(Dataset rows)

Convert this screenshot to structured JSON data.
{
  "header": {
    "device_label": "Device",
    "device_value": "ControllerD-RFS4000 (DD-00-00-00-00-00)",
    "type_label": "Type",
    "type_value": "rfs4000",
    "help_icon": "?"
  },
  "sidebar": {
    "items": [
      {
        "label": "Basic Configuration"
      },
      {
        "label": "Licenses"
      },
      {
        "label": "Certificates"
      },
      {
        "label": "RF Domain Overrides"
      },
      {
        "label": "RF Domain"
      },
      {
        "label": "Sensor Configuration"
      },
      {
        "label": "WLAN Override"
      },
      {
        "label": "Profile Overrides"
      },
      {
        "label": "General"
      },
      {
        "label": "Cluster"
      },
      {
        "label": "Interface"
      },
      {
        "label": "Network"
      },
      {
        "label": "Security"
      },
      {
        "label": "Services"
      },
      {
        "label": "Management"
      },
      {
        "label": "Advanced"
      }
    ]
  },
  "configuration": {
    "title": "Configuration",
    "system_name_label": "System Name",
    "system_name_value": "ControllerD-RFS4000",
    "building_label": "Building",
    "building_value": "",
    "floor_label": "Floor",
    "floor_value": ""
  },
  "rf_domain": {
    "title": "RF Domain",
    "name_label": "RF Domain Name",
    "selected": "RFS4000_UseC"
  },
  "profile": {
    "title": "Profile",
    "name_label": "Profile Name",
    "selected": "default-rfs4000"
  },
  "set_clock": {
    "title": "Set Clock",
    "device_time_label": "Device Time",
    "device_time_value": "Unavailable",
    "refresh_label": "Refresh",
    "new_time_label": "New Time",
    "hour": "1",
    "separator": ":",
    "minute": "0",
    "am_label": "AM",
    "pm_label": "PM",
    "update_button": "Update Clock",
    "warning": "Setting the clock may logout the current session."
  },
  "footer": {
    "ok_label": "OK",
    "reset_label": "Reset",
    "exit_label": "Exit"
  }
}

*Task details*: Repeat all the entries exactly as given.

*Solution*:
Convert this screenshot to structured JSON data.
{
  "header": {
    "device_label": "Device",
    "device_value": "ControllerD-RFS4000 (DD-00-00-00-00-00)",
    "type_label": "Type",
    "type_value": "rfs4000",
    "help_icon": "?"
  },
  "sidebar": {
    "items": [
      {
        "label": "Basic Configuration"
      },
      {
        "label": "Licenses"
      },
      {
        "label": "Certificates"
      },
      {
        "label": "RF Domain Overrides"
      },
      {
        "label": "RF Domain"
      },
      {
        "label": "Sensor Configuration"
      },
      {
        "label": "WLAN Override"
      },
      {
        "label": "Profile Overrides"
      },
      {
        "label": "General"
      },
      {
        "label": "Cluster"
      },
      {
        "label": "Interface"
      },
      {
        "label": "Network"
      },
      {
        "label": "Security"
      },
      {
        "label": "Services"
      },
      {
        "label": "Management"
      },
      {
        "label": "Advanced"
      }
    ]
  },
  "configuration": {
    "title": "Configuration",
    "system_name_label": "System Name",
    "system_name_value": "ControllerD-RFS4000",
    "building_label": "Building",
    "building_value": "",
    "floor_label": "Floor",
    "floor_value": ""
  },
  "rf_domain": {
    "title": "RF Domain",
    "name_label": "RF Domain Name",
    "selected": "RFS4000_UseC"
  },
  "profile": {
    "title": "Profile",
    "name_label": "Profile Name",
    "selected": "default-rfs4000"
  },
  "set_clock": {
    "title": "Set Clock",
    "device_time_label": "Device Time",
    "device_time_value": "Unavailable",
    "refresh_label": "Refresh",
    "new_time_label": "New Time",
    "hour": "1",
    "separator": ":",
    "minute": "0",
    "am_label": "AM",
    "pm_label": "PM",
    "update_button": "Update Clock",
    "warning": "Setting the clock may logout the current session."
  },
  "footer": {
    "ok_label": "OK",
    "reset_label": "Reset",
    "exit_label": "Exit"
  }
}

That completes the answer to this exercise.